Directive >> Read the records below and copy each line that contains "GEFS".

Recorded information >>
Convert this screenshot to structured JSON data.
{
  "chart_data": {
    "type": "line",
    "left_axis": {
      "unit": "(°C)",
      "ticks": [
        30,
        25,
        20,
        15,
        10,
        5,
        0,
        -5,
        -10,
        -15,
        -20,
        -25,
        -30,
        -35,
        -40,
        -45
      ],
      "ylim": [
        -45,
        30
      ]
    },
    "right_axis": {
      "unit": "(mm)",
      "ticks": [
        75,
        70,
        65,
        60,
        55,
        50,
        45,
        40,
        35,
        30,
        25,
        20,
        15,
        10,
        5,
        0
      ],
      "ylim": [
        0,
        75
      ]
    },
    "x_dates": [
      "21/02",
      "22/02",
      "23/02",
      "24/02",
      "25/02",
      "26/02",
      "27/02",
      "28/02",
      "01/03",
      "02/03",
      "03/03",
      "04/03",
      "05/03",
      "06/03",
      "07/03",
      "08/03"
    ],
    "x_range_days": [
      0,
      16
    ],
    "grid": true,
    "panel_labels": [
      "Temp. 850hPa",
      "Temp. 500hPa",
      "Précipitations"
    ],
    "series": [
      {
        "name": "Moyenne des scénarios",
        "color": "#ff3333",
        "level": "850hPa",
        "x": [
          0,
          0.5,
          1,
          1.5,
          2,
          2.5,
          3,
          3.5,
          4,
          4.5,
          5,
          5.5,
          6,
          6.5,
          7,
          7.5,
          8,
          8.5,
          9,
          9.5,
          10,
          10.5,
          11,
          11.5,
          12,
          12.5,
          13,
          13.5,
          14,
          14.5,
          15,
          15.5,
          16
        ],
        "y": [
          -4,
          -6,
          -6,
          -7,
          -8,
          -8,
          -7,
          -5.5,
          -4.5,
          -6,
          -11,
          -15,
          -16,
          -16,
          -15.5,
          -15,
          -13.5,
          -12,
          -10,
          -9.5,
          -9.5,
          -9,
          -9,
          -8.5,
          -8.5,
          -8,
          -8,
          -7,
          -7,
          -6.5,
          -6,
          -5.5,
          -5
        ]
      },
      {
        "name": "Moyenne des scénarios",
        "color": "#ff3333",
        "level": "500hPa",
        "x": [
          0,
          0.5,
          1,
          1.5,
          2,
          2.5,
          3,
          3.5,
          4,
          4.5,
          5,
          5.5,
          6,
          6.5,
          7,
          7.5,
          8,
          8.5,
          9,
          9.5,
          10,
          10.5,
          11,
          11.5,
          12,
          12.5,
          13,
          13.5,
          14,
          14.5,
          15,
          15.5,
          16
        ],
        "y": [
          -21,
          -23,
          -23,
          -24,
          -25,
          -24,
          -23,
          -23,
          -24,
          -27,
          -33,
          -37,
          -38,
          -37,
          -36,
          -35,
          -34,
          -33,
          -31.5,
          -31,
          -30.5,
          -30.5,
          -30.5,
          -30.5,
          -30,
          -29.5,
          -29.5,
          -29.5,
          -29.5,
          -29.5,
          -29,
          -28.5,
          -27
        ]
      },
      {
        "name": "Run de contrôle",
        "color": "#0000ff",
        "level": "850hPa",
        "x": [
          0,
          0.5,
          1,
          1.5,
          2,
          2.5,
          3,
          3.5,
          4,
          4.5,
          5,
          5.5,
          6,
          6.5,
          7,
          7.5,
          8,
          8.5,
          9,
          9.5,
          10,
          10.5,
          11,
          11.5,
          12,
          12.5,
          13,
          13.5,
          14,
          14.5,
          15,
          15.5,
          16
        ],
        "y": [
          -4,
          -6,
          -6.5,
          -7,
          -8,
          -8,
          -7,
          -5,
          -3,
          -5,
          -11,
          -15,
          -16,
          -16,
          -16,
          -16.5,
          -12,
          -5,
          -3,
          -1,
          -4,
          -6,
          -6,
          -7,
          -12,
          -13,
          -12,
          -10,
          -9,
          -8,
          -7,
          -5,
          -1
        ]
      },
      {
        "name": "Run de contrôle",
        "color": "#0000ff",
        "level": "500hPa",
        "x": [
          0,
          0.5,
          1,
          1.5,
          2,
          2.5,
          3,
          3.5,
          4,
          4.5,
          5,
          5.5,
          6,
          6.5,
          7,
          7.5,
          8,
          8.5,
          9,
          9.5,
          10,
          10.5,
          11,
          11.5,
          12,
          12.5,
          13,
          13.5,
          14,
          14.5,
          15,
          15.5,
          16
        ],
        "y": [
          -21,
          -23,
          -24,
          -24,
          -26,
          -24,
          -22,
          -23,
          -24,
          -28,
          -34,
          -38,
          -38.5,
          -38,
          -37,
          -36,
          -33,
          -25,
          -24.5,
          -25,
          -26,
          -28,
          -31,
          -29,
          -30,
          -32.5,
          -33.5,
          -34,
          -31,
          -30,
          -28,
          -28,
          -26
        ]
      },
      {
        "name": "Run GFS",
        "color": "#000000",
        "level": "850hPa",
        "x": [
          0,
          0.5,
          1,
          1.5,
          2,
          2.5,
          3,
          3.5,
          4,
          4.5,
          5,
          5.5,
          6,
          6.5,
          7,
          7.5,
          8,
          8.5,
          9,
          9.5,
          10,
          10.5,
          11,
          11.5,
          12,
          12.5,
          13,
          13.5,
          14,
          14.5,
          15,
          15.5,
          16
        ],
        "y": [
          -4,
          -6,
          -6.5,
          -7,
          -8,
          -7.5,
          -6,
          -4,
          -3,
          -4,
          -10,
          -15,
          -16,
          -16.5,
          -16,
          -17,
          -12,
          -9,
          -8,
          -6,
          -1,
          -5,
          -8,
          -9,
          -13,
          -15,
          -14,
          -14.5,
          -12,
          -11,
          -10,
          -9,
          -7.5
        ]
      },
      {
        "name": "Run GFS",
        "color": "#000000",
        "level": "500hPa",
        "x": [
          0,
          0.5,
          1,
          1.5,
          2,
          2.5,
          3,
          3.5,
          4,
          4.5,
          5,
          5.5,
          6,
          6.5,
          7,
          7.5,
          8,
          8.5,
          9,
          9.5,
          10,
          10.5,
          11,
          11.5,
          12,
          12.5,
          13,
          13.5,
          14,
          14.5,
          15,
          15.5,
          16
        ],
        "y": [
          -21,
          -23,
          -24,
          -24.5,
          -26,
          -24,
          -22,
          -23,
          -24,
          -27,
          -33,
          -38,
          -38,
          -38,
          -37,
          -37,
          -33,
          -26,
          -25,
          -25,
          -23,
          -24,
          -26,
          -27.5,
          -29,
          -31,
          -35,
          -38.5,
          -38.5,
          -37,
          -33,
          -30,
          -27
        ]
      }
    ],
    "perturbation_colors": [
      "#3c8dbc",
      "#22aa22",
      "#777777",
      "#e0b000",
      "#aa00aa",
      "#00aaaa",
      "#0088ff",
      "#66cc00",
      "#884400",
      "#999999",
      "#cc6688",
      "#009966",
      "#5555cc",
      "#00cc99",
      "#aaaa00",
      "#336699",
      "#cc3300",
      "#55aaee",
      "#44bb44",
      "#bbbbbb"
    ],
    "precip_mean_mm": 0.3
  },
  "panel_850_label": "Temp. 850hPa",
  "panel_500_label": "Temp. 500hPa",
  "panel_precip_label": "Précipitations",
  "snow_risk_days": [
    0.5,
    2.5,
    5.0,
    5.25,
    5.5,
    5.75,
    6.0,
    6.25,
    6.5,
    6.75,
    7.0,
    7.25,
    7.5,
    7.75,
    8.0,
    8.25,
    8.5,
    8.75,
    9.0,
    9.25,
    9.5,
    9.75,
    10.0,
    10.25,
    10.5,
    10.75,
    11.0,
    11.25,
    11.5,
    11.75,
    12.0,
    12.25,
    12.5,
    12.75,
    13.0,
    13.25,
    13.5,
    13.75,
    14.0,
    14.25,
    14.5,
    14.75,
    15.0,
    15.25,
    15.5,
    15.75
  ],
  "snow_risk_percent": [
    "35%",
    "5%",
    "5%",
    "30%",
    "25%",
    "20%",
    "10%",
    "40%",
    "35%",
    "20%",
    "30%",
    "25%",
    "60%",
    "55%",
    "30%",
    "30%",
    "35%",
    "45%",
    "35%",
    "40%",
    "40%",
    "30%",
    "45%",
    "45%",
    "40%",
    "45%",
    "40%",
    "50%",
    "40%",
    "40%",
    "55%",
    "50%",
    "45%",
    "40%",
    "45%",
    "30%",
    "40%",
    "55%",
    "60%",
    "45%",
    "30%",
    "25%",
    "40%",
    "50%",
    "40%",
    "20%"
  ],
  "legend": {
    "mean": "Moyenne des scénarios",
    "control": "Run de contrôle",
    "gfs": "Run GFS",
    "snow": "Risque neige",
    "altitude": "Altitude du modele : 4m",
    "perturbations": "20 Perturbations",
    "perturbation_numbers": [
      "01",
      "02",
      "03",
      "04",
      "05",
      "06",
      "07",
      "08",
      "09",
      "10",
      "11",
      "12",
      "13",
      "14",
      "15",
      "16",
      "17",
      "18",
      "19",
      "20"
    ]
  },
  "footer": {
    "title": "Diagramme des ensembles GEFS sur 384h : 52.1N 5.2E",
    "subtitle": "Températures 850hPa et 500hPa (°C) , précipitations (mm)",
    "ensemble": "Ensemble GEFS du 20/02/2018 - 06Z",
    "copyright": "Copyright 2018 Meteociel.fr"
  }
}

Complete output >>
    "title": "Diagramme des ensembles GEFS sur 384h : 52.1N 5.2E",
    "ensemble": "Ensemble GEFS du 20/02/2018 - 06Z",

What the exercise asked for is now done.